__Prompt__: Return all lines where the word "JSON" can be found.

__Dataset rows__:

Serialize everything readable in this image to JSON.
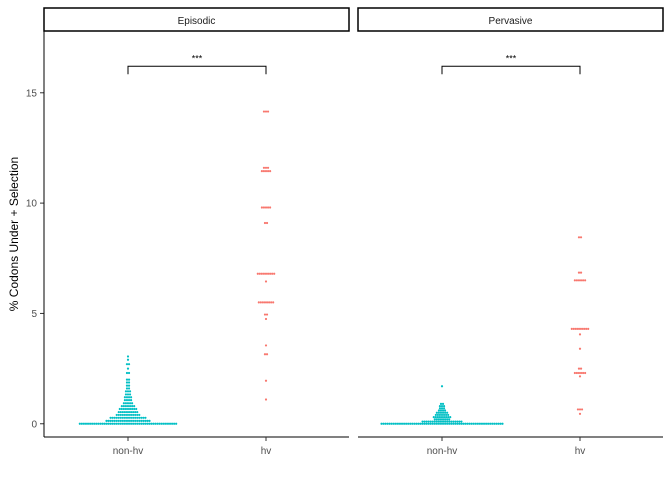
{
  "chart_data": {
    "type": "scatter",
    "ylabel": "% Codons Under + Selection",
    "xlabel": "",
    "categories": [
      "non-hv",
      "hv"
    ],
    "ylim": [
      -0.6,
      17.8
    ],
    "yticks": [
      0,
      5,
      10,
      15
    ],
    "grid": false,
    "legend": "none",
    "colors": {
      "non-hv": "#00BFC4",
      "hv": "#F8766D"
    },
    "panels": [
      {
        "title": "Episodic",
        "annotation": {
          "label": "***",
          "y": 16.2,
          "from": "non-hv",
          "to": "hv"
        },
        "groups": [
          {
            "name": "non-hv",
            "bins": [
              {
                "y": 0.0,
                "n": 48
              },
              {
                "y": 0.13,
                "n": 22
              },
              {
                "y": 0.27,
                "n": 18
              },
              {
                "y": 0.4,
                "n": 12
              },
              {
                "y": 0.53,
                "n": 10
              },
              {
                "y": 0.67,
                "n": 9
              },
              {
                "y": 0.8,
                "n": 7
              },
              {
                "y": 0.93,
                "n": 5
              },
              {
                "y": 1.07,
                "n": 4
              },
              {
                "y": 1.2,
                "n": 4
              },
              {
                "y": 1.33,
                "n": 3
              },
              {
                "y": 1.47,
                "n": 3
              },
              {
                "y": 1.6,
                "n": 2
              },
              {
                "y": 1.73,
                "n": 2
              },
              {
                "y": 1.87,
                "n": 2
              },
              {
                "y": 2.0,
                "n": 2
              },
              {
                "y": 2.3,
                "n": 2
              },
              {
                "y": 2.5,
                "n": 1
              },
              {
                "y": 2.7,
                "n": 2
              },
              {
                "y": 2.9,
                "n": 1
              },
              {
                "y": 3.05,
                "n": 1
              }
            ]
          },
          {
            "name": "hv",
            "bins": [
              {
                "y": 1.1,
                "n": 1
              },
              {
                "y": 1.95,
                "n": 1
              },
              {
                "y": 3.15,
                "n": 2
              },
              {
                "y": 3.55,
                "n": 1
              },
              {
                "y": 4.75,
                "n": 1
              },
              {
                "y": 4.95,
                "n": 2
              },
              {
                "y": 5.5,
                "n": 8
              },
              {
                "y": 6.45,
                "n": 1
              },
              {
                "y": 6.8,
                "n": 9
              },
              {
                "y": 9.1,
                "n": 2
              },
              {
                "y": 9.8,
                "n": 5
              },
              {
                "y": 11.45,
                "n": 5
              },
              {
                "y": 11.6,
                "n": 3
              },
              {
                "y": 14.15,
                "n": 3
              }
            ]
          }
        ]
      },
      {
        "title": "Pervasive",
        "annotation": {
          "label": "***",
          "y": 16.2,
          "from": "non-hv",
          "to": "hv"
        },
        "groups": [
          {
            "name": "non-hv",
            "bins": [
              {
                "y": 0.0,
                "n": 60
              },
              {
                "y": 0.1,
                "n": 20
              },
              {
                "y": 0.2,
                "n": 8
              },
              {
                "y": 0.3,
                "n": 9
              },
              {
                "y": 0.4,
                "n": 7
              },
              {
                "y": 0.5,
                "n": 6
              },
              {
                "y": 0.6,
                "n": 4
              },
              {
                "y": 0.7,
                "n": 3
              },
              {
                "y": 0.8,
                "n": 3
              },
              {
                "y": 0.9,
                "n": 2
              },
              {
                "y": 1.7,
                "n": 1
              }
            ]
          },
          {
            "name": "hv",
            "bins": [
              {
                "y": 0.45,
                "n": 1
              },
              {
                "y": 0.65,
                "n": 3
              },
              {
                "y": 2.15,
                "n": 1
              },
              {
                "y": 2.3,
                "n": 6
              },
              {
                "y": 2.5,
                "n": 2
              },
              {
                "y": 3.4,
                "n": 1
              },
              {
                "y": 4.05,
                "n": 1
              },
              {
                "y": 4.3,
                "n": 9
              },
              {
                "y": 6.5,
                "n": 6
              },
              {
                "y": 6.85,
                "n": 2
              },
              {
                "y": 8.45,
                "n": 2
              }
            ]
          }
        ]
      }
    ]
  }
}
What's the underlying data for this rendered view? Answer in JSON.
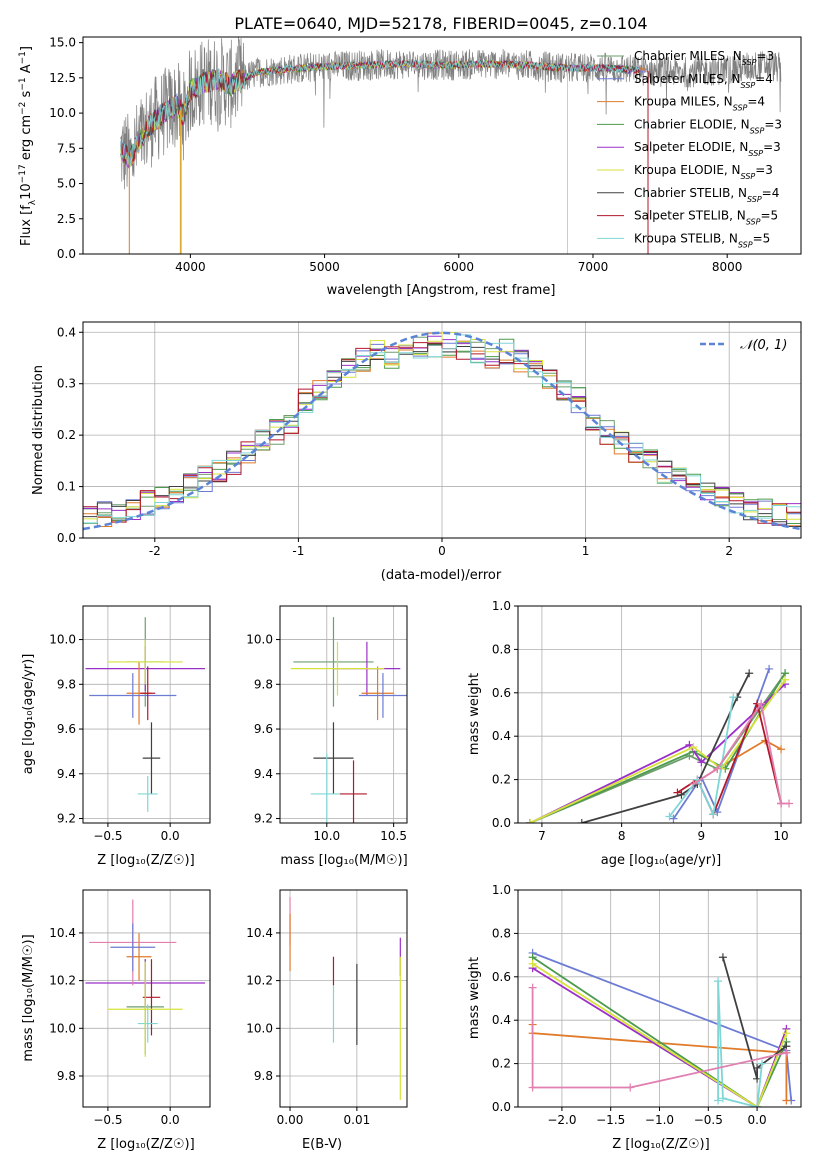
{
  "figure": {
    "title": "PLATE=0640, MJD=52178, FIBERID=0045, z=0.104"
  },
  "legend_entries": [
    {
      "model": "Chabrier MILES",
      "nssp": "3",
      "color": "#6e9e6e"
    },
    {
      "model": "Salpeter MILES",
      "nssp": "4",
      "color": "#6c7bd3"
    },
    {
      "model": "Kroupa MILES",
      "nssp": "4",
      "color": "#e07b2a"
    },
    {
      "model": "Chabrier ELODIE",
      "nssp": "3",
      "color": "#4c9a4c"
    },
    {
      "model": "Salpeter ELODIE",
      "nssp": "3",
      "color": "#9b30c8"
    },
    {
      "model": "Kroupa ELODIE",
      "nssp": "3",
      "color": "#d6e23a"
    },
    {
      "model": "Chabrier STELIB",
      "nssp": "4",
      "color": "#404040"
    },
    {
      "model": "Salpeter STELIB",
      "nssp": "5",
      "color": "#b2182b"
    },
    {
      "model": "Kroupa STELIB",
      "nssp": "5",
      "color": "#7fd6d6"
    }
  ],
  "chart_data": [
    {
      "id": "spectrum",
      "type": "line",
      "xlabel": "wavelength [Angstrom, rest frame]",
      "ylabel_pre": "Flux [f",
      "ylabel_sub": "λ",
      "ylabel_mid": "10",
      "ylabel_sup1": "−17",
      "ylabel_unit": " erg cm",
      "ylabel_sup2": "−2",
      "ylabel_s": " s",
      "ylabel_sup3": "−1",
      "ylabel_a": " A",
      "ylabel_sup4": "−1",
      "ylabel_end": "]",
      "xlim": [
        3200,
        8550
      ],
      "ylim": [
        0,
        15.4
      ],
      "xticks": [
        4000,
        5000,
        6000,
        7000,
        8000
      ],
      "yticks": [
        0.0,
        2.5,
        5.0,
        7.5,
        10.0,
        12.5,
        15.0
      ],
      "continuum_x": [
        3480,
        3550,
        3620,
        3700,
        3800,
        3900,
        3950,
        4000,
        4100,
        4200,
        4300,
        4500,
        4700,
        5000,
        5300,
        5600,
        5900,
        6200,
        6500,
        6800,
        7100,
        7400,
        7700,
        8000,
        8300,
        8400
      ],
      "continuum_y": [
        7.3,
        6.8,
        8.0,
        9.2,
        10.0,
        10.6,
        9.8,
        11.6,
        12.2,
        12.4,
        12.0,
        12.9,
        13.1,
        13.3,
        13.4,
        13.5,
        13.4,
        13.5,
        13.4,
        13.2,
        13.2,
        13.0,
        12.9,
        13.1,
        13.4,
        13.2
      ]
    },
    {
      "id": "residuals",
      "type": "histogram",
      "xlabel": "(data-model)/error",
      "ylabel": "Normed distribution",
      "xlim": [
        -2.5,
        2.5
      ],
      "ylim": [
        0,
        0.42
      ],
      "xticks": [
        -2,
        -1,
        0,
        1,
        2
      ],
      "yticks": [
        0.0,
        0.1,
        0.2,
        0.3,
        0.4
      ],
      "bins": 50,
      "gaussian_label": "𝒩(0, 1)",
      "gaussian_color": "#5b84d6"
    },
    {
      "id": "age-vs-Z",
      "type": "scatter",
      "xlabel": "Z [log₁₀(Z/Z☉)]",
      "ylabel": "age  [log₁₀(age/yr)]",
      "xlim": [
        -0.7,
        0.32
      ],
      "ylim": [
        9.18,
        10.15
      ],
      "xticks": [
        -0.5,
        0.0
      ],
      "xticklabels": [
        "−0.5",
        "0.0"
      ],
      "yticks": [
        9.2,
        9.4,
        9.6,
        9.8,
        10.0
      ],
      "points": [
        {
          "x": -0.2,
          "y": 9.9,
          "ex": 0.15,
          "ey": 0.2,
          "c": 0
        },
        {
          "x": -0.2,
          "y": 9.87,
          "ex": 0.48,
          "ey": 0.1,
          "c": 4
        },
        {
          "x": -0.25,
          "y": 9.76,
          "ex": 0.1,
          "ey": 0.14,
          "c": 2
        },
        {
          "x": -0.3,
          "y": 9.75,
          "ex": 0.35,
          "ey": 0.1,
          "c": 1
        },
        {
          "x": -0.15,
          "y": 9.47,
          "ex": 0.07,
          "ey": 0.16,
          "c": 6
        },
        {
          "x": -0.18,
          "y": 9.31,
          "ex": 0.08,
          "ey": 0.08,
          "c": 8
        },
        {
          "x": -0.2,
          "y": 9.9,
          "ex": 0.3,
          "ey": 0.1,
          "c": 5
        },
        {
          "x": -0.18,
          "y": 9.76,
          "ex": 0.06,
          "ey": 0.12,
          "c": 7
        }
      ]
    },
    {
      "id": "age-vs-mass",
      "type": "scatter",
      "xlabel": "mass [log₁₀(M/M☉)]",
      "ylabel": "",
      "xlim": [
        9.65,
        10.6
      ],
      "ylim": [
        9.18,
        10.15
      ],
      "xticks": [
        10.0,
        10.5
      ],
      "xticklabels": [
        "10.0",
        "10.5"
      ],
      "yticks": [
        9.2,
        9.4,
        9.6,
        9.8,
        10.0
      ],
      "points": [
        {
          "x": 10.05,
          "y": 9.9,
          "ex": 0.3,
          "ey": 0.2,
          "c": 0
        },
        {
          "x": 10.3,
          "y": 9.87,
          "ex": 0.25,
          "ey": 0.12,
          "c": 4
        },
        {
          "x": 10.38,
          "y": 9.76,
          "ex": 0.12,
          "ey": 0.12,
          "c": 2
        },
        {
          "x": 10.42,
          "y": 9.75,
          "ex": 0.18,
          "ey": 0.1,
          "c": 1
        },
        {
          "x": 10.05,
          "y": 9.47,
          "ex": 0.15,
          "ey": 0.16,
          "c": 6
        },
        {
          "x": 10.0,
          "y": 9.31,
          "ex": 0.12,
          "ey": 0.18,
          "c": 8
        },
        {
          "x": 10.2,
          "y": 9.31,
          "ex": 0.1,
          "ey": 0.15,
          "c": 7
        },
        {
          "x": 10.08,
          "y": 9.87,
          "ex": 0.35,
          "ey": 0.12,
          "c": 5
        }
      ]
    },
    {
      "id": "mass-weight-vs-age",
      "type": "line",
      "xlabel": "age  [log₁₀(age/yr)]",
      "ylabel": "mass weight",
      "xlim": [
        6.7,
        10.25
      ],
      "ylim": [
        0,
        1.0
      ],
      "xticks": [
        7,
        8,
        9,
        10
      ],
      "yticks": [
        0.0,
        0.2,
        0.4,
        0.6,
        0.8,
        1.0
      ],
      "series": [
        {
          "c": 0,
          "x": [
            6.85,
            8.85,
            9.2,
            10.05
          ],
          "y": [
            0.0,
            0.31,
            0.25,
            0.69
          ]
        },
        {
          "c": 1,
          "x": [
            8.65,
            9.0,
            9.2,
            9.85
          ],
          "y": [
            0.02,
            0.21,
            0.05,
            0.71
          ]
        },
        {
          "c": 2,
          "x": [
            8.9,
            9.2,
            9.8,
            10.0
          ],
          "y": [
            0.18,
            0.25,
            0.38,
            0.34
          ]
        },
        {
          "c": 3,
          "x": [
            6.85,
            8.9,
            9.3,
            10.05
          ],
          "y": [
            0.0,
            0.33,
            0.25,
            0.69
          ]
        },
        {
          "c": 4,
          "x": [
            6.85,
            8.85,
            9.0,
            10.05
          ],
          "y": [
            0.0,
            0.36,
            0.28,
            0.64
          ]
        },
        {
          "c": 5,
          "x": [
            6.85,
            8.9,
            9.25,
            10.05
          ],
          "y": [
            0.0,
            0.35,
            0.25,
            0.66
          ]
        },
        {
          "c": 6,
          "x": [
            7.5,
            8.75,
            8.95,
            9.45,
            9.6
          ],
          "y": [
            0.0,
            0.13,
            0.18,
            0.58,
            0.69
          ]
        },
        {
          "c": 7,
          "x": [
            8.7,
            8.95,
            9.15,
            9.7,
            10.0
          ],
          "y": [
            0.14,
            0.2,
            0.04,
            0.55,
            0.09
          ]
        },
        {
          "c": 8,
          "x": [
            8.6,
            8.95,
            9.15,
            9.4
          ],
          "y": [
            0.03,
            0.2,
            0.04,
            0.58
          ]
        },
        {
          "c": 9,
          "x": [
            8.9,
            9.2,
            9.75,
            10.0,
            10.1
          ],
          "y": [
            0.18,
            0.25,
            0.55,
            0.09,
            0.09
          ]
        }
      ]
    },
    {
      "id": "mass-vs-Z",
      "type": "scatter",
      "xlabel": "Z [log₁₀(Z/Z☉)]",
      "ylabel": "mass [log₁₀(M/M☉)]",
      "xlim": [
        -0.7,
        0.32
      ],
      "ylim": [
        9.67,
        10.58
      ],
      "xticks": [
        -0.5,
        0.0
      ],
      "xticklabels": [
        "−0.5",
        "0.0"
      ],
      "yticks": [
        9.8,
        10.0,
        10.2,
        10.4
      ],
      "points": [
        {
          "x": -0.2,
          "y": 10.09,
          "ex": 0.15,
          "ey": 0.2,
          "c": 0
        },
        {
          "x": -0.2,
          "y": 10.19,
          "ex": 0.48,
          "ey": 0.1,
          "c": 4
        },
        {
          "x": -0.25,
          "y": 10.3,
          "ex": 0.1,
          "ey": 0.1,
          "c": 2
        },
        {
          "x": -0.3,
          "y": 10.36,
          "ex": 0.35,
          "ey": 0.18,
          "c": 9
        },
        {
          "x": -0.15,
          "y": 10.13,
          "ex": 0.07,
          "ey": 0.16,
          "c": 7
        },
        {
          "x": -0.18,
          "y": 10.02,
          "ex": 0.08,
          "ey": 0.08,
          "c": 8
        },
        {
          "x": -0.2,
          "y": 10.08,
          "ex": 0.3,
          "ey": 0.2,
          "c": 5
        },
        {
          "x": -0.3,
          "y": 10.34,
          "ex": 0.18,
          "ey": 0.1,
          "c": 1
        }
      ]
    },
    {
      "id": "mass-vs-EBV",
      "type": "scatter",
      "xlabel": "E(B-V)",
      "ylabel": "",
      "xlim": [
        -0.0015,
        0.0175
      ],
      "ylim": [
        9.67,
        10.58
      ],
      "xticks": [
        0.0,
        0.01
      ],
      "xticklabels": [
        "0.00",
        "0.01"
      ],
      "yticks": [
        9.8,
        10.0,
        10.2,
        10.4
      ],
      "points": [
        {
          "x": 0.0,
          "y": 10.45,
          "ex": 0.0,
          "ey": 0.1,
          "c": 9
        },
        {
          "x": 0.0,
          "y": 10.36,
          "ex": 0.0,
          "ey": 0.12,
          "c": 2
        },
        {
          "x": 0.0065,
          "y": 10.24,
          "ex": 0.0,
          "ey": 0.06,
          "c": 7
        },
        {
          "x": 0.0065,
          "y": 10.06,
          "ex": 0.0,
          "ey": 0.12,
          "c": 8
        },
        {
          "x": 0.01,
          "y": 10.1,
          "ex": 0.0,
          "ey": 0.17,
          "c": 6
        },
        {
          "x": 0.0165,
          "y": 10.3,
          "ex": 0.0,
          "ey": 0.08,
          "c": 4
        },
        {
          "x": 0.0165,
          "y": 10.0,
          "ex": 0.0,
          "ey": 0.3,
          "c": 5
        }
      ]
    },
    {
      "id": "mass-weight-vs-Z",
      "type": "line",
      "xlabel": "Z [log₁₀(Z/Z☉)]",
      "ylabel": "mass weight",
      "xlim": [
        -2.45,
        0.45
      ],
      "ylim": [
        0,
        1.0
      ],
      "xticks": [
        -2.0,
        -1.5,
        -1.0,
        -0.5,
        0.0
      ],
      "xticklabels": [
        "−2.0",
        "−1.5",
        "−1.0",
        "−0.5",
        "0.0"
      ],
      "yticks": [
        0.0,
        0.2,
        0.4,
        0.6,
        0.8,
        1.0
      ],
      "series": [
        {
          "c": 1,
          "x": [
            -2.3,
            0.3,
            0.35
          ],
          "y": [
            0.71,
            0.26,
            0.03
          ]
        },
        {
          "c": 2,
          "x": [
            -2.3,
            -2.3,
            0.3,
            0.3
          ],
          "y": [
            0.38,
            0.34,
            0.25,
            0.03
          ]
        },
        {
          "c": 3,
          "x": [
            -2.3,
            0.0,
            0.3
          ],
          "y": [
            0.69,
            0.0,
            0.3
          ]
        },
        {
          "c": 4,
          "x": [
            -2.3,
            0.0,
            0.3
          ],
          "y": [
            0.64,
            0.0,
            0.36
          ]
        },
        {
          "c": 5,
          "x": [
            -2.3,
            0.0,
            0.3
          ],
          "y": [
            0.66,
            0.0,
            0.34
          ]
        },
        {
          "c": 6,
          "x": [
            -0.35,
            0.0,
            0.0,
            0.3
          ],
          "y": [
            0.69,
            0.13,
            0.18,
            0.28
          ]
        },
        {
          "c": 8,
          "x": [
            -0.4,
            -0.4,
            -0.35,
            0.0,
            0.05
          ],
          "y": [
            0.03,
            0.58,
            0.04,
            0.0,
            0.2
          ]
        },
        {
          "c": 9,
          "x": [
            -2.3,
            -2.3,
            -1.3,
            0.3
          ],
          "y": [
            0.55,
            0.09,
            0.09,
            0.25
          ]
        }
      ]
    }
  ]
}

__Reply to the task__:
Serialize everything readable in this image to JSON.
What's the underlying data for this rendered view? Answer in JSON.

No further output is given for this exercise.